## STATED TASK
Within the data below, state how many lines contain the string "which". Provide the number only.

:: TASK INPUT

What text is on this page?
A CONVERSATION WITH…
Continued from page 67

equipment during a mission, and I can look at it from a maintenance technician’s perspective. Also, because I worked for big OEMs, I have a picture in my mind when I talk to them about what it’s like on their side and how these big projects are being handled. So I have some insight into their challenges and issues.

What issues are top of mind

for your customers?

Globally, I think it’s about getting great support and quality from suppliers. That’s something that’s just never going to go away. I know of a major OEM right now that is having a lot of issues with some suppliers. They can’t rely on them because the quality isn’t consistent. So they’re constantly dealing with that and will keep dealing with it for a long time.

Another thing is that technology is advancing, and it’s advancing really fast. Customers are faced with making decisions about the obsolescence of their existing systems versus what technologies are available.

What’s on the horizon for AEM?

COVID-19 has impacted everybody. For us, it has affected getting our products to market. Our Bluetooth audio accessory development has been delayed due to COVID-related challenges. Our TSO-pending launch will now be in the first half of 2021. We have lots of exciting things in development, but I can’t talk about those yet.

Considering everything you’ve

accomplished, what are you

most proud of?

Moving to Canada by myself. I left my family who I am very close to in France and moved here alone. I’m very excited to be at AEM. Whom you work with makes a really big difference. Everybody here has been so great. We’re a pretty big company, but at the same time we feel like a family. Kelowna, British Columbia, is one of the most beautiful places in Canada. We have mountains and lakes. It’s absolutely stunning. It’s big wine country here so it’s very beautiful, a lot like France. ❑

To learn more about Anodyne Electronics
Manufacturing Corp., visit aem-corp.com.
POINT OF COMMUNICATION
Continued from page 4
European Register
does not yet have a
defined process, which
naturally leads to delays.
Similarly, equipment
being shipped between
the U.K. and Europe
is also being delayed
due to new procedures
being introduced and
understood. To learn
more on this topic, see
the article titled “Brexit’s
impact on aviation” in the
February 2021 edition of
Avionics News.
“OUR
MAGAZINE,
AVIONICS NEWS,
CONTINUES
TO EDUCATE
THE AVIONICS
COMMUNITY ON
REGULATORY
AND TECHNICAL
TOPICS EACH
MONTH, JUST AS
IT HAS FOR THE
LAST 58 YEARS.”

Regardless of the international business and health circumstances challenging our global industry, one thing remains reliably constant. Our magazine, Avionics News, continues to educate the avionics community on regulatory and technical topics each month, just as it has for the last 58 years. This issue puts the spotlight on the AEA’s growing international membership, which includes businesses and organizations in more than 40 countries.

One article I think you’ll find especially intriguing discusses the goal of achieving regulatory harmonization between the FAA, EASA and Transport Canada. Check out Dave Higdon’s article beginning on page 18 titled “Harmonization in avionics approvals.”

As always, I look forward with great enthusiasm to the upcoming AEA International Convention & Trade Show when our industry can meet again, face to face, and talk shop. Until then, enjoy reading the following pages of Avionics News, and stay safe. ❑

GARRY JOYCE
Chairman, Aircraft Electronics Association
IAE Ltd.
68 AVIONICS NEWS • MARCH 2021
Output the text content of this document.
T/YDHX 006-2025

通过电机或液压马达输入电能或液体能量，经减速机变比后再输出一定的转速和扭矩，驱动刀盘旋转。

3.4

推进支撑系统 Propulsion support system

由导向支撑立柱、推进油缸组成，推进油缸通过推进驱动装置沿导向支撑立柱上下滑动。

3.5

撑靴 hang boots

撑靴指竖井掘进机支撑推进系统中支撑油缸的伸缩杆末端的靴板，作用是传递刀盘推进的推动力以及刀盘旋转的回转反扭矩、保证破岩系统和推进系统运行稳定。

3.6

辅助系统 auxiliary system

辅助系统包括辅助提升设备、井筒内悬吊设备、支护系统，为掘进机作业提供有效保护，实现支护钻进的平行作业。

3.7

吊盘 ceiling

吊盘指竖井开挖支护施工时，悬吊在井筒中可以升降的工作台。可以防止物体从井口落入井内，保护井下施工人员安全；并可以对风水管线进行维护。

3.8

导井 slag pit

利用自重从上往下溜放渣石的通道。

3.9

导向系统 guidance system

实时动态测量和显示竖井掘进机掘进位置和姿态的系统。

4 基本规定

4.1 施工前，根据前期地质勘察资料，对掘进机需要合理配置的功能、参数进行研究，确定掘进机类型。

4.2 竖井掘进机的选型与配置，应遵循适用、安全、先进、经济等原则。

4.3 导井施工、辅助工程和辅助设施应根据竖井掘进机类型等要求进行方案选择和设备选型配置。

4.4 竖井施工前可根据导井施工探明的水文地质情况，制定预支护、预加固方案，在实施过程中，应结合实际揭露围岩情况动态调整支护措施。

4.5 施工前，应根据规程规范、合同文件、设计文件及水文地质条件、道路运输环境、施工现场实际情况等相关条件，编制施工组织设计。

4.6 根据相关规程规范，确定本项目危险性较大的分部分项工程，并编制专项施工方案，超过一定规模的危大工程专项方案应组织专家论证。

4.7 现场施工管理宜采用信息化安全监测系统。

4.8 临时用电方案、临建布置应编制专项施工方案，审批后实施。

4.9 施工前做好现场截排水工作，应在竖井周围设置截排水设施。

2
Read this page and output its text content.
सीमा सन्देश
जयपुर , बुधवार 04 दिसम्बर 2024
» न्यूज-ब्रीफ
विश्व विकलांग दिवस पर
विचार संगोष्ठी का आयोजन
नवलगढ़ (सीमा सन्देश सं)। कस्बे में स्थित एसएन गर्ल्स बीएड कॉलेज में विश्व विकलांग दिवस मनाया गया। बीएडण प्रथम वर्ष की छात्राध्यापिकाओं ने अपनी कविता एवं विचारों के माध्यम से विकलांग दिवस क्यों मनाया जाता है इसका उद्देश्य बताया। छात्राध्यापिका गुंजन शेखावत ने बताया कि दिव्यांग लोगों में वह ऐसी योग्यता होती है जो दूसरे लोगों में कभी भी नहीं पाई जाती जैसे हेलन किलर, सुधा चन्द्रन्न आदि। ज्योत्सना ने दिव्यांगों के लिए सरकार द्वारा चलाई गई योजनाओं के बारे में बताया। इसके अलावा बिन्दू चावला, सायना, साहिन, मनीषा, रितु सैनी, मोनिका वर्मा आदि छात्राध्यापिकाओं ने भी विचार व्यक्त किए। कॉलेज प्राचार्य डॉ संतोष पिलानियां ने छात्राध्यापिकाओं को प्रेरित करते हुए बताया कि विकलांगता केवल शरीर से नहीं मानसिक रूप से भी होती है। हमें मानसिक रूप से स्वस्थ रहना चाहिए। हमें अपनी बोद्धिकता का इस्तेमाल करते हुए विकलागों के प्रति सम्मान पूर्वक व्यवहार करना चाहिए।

::::

## EXPECTED ANSWER
2